§ OBJECTIVE
Repeat every line of the material, character for character.

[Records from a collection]
↓↓↓
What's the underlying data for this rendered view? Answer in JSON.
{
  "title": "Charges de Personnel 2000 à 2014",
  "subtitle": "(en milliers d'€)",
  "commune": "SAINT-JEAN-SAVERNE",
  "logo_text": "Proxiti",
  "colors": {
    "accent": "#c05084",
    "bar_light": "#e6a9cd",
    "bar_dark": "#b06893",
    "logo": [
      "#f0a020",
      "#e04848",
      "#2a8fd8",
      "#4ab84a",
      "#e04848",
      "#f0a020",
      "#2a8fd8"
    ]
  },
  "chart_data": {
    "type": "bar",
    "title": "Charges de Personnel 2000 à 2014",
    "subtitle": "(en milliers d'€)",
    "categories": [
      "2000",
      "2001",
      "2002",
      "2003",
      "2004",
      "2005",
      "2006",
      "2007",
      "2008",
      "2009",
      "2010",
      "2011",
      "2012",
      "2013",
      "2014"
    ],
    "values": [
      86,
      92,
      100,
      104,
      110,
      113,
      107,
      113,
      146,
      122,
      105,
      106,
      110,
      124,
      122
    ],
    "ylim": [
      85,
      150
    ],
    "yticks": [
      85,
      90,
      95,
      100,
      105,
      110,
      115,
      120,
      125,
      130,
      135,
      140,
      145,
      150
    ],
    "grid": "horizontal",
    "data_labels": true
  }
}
↑↑↑
§ ANSWER FOR THIS EXERCISE
What's the underlying data for this rendered view? Answer in JSON.
{
  "title": "Charges de Personnel 2000 à 2014",
  "subtitle": "(en milliers d'€)",
  "commune": "SAINT-JEAN-SAVERNE",
  "logo_text": "Proxiti",
  "colors": {
    "accent": "#c05084",
    "bar_light": "#e6a9cd",
    "bar_dark": "#b06893",
    "logo": [
      "#f0a020",
      "#e04848",
      "#2a8fd8",
      "#4ab84a",
      "#e04848",
      "#f0a020",
      "#2a8fd8"
    ]
  },
  "chart_data": {
    "type": "bar",
    "title": "Charges de Personnel 2000 à 2014",
    "subtitle": "(en milliers d'€)",
    "categories": [
      "2000",
      "2001",
      "2002",
      "2003",
      "2004",
      "2005",
      "2006",
      "2007",
      "2008",
      "2009",
      "2010",
      "2011",
      "2012",
      "2013",
      "2014"
    ],
    "values": [
      86,
      92,
      100,
      104,
      110,
      113,
      107,
      113,
      146,
      122,
      105,
      106,
      110,
      124,
      122
    ],
    "ylim": [
      85,
      150
    ],
    "yticks": [
      85,
      90,
      95,
      100,
      105,
      110,
      115,
      120,
      125,
      130,
      135,
      140,
      145,
      150
    ],
    "grid": "horizontal",
    "data_labels": true
  }
}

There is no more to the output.